Exercise brief: Produce an exact copy of all the records.

Extracted information:
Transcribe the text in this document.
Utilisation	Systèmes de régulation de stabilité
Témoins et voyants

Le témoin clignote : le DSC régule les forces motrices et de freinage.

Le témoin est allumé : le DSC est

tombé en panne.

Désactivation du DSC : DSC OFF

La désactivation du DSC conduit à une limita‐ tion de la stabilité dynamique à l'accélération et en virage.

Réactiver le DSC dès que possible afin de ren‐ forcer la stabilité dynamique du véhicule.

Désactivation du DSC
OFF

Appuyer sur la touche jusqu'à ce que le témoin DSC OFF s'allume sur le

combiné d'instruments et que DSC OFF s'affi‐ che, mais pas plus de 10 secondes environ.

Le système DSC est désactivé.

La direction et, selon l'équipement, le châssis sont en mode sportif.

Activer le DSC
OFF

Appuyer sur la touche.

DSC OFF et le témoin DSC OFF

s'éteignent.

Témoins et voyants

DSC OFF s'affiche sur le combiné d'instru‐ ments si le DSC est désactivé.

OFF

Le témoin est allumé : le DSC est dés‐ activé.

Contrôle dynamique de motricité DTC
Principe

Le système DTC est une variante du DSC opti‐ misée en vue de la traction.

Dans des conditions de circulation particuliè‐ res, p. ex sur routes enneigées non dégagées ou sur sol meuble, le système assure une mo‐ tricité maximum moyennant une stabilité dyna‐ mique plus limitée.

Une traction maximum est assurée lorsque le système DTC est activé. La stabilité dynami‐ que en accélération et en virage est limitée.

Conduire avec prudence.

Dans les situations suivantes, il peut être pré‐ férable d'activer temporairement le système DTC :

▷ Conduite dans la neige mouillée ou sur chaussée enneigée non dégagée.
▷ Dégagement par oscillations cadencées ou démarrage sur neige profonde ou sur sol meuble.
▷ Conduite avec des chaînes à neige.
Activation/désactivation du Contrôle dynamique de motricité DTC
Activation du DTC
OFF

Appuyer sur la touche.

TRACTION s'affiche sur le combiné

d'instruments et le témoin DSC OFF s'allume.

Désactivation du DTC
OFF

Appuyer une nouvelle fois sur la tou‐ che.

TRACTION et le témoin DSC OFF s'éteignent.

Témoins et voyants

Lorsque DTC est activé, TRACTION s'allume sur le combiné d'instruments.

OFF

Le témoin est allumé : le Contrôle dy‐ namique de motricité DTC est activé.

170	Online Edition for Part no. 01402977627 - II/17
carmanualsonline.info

Result of this task:
Transcribe the text in this document.
Utilisation	Systèmes de régulation de stabilité
Témoins et voyants

Le témoin clignote : le DSC régule les forces motrices et de freinage.

Le témoin est allumé : le DSC est

tombé en panne.

Désactivation du DSC : DSC OFF

La désactivation du DSC conduit à une limita‐ tion de la stabilité dynamique à l'accélération et en virage.

Réactiver le DSC dès que possible afin de ren‐ forcer la stabilité dynamique du véhicule.

Désactivation du DSC
OFF

Appuyer sur la touche jusqu'à ce que le témoin DSC OFF s'allume sur le

combiné d'instruments et que DSC OFF s'affi‐ che, mais pas plus de 10 secondes environ.

Le système DSC est désactivé.

La direction et, selon l'équipement, le châssis sont en mode sportif.

Activer le DSC
OFF

Appuyer sur la touche.

DSC OFF et le témoin DSC OFF

s'éteignent.

Témoins et voyants

DSC OFF s'affiche sur le combiné d'instru‐ ments si le DSC est désactivé.

OFF

Le témoin est allumé : le DSC est dés‐ activé.

Contrôle dynamique de motricité DTC
Principe

Le système DTC est une variante du DSC opti‐ misée en vue de la traction.

Dans des conditions de circulation particuliè‐ res, p. ex sur routes enneigées non dégagées ou sur sol meuble, le système assure une mo‐ tricité maximum moyennant une stabilité dyna‐ mique plus limitée.

Une traction maximum est assurée lorsque le système DTC est activé. La stabilité dynami‐ que en accélération et en virage est limitée.

Conduire avec prudence.

Dans les situations suivantes, il peut être pré‐ férable d'activer temporairement le système DTC :

▷ Conduite dans la neige mouillée ou sur chaussée enneigée non dégagée.
▷ Dégagement par oscillations cadencées ou démarrage sur neige profonde ou sur sol meuble.
▷ Conduite avec des chaînes à neige.
Activation/désactivation du Contrôle dynamique de motricité DTC
Activation du DTC
OFF

Appuyer sur la touche.

TRACTION s'affiche sur le combiné

d'instruments et le témoin DSC OFF s'allume.

Désactivation du DTC
OFF

Appuyer une nouvelle fois sur la tou‐ che.

TRACTION et le témoin DSC OFF s'éteignent.

Témoins et voyants

Lorsque DTC est activé, TRACTION s'allume sur le combiné d'instruments.

OFF

Le témoin est allumé : le Contrôle dy‐ namique de motricité DTC est activé.

170	Online Edition for Part no. 01402977627 - II/17
carmanualsonline.info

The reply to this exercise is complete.